══ EXERCISE INPUTS ══
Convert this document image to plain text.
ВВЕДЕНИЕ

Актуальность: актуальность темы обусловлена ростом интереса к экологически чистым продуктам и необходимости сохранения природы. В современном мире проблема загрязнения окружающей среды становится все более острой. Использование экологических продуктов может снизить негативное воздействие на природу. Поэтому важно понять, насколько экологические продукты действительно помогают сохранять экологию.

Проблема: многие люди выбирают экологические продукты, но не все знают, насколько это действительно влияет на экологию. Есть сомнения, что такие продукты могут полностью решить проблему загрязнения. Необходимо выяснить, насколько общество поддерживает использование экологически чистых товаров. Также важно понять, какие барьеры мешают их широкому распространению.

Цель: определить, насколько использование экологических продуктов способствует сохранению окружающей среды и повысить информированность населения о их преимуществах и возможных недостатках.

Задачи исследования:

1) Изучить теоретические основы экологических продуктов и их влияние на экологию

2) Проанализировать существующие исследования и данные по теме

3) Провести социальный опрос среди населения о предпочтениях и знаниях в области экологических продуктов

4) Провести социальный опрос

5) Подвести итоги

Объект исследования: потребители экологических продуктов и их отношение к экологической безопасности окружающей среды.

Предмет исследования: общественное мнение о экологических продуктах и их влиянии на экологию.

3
═══
**YOUR TASK**
Each entry above needs to be retyped exactly.

**TASK SOLUTION**
Convert this document image to plain text.
ВВЕДЕНИЕ

Актуальность: актуальность темы обусловлена ростом интереса к экологически чистым продуктам и необходимости сохранения природы. В современном мире проблема загрязнения окружающей среды становится все более острой. Использование экологических продуктов может снизить негативное воздействие на природу. Поэтому важно понять, насколько экологические продукты действительно помогают сохранять экологию.

Проблема: многие люди выбирают экологические продукты, но не все знают, насколько это действительно влияет на экологию. Есть сомнения, что такие продукты могут полностью решить проблему загрязнения. Необходимо выяснить, насколько общество поддерживает использование экологически чистых товаров. Также важно понять, какие барьеры мешают их широкому распространению.

Цель: определить, насколько использование экологических продуктов способствует сохранению окружающей среды и повысить информированность населения о их преимуществах и возможных недостатках.

Задачи исследования:

1) Изучить теоретические основы экологических продуктов и их влияние на экологию

2) Проанализировать существующие исследования и данные по теме

3) Провести социальный опрос среди населения о предпочтениях и знаниях в области экологических продуктов

4) Провести социальный опрос

5) Подвести итоги

Объект исследования: потребители экологических продуктов и их отношение к экологической безопасности окружающей среды.

Предмет исследования: общественное мнение о экологических продуктах и их влиянии на экологию.

3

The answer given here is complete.